Required task>
List each line in which the string "from" appears.

(Figure record extracts)
• • • • • • •
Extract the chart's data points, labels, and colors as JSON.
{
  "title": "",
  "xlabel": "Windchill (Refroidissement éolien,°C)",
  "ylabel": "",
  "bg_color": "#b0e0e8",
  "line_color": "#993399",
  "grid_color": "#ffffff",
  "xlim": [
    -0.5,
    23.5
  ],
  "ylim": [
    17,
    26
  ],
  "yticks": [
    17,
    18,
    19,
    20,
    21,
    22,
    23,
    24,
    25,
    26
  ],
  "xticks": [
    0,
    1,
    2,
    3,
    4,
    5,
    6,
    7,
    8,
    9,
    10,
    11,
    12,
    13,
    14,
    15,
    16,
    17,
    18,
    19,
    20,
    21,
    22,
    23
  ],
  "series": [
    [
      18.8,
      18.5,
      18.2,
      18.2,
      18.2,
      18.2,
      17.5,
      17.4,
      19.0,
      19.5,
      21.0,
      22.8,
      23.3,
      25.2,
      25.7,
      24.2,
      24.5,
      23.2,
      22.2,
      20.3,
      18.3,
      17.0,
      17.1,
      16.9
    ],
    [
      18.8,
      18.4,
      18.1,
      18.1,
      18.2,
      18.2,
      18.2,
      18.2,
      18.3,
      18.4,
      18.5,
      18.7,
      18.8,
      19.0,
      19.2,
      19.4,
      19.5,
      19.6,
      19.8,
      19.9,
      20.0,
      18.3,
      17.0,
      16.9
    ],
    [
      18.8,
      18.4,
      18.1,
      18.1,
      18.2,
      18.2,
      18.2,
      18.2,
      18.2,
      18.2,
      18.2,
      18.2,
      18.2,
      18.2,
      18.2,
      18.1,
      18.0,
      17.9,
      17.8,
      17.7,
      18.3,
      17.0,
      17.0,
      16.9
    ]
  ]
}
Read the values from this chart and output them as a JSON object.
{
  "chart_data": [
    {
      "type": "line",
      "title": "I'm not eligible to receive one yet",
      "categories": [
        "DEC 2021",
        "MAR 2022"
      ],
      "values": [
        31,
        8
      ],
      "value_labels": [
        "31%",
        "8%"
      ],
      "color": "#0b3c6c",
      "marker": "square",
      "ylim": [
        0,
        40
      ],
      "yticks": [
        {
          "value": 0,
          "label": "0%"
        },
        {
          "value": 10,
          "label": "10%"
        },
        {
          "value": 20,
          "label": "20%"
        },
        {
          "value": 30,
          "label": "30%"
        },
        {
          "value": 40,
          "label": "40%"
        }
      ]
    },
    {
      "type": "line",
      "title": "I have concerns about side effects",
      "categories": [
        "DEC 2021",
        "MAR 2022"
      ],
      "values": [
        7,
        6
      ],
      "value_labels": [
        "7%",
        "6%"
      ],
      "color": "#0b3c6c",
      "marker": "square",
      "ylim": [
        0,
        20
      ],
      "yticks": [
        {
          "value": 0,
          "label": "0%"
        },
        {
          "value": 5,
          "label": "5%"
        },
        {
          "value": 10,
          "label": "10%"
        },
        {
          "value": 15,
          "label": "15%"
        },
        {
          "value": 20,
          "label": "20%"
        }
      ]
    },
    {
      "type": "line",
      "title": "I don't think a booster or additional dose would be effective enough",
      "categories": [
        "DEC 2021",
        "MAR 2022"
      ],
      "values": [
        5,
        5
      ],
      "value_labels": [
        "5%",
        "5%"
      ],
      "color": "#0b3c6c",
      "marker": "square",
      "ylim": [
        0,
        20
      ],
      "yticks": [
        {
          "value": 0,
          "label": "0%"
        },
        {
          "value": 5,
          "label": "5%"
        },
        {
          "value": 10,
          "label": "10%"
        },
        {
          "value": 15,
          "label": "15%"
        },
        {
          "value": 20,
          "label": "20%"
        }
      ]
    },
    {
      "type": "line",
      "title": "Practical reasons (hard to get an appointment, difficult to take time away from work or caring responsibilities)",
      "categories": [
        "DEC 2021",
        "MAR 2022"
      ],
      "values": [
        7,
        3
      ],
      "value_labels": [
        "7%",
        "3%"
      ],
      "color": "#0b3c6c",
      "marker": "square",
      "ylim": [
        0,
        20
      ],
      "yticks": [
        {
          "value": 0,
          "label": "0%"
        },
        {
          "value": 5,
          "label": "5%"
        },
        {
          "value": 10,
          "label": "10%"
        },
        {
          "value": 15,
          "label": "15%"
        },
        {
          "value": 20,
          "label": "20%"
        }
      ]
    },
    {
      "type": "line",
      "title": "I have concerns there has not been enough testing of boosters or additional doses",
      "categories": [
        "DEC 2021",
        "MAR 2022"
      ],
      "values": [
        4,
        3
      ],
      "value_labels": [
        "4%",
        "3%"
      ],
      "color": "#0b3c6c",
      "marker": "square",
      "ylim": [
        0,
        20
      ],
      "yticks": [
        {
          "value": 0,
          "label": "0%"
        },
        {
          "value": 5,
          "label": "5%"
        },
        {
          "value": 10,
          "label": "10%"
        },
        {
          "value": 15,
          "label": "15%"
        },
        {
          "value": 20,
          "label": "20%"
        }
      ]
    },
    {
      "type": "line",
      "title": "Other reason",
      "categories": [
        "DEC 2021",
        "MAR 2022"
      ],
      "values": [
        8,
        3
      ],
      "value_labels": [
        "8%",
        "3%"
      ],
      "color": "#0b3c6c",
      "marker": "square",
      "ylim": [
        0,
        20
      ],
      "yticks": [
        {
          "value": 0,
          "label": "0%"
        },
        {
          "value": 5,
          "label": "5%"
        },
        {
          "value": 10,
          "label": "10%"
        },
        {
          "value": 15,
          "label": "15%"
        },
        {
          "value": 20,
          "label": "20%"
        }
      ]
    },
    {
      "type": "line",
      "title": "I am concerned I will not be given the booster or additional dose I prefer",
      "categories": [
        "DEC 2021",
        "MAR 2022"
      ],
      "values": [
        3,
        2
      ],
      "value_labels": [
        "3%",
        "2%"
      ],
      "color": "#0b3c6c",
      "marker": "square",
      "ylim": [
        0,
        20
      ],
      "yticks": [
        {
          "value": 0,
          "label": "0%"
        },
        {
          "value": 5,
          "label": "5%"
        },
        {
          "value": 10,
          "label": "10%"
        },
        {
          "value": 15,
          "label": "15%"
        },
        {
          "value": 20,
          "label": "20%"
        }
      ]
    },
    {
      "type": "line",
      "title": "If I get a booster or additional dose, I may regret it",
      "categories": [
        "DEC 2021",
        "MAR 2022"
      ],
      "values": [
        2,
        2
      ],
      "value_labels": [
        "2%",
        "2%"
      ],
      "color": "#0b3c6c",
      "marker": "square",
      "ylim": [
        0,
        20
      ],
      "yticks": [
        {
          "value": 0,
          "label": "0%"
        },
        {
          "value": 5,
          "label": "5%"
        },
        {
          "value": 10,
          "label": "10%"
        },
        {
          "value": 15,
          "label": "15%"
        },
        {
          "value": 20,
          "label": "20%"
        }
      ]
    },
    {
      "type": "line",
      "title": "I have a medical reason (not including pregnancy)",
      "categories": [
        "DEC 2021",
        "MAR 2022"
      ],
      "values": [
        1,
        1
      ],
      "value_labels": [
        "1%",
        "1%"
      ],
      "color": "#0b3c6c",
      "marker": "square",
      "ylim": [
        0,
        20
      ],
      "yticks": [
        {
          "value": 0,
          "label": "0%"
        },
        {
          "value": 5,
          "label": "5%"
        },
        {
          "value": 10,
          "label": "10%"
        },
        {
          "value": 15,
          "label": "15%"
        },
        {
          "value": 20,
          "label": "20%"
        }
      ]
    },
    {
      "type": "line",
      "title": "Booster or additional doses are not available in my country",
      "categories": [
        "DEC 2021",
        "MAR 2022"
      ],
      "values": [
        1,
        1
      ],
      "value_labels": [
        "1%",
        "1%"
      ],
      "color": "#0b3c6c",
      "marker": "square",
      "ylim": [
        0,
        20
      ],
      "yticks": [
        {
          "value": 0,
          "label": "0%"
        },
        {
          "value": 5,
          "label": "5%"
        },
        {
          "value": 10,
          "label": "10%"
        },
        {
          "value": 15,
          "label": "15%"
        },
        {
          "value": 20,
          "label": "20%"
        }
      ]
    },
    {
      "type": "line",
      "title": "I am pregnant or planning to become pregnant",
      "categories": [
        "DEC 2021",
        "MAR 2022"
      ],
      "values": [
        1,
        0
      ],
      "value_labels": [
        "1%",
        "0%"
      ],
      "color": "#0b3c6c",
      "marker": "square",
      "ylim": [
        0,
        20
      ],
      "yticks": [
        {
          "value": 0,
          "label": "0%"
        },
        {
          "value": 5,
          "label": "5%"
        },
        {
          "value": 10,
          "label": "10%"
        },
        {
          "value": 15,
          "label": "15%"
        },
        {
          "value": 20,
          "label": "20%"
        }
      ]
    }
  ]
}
• • • • • • •
Reply>
Read the values from this chart and output them as a JSON object.
      "title": "Practical reasons (hard to get an appointment, difficult to take time away from work or caring responsibilities)",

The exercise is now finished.